→ Working data:
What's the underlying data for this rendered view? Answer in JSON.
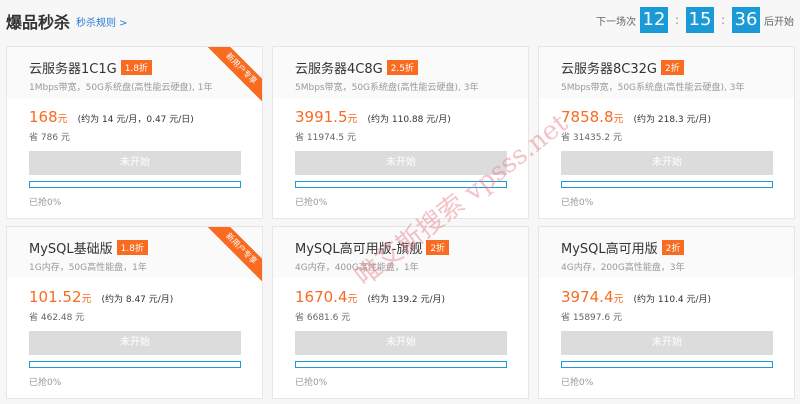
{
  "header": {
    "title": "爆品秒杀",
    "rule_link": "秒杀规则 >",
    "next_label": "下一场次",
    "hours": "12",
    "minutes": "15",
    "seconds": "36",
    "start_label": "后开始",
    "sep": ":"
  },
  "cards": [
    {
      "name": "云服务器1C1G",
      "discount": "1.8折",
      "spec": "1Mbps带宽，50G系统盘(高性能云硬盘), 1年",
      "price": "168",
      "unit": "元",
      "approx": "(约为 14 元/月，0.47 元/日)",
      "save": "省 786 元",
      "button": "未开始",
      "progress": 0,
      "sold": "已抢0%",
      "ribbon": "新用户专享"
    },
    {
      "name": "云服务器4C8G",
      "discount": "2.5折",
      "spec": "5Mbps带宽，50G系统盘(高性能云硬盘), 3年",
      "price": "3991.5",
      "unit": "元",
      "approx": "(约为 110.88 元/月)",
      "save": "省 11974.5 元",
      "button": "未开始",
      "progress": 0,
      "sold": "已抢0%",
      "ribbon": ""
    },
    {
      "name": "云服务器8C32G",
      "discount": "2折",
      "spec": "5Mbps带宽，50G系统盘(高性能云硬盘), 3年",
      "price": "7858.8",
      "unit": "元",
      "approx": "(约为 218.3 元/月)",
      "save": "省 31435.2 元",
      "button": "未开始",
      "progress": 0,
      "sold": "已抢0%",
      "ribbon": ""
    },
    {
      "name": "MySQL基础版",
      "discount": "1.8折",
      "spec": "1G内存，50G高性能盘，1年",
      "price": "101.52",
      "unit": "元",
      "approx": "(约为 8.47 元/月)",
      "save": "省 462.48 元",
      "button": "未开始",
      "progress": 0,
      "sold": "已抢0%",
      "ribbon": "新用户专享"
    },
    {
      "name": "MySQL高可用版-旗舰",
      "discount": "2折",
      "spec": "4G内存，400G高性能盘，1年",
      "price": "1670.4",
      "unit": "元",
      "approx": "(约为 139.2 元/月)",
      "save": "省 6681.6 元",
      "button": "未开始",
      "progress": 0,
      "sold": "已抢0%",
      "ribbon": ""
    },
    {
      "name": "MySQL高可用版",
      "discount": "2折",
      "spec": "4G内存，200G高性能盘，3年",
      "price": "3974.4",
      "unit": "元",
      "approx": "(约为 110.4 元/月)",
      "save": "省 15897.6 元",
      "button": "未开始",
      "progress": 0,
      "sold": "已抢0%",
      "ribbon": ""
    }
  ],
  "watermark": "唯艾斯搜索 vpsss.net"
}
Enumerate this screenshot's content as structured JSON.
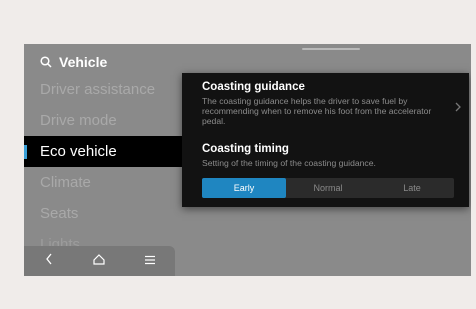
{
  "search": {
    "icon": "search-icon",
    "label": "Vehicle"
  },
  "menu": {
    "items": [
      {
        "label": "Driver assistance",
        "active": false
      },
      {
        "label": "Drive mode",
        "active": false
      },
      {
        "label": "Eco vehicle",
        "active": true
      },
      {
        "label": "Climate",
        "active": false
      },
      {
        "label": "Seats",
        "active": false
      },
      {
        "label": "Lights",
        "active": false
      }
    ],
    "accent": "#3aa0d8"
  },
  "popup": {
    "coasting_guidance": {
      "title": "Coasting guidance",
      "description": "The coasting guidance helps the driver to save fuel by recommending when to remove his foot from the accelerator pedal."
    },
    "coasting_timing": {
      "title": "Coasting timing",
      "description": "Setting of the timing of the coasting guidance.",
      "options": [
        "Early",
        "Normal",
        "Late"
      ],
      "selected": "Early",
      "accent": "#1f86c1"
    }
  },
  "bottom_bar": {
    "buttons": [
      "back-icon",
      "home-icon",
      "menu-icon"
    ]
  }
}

==

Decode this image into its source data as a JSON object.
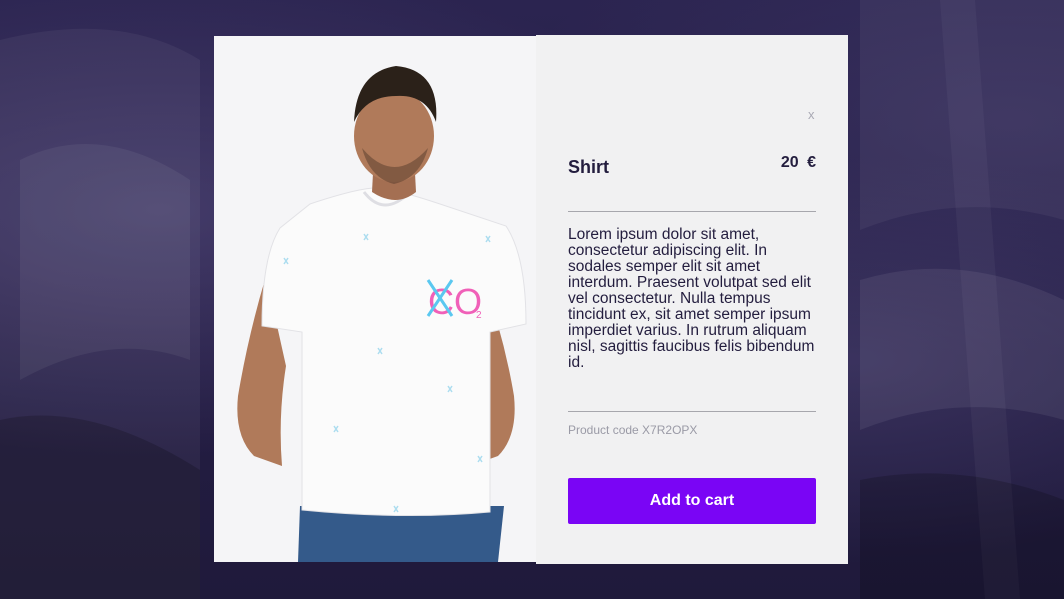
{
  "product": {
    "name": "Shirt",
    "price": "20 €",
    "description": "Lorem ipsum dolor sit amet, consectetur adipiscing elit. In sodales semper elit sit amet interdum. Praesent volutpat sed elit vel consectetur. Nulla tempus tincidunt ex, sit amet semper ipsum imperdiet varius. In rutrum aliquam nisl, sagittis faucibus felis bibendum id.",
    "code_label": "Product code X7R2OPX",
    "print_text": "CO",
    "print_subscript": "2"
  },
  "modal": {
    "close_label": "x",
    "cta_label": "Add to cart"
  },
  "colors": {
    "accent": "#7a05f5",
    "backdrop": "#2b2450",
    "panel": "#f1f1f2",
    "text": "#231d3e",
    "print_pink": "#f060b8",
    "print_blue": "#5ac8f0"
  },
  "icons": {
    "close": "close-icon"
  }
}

→ What this task involves:
Search the data for "title". Copy every matching line.

→ Finished task:
    "title": "爆品秒杀",
      "title": "Coasting guidance",
      "title": "Coasting timing",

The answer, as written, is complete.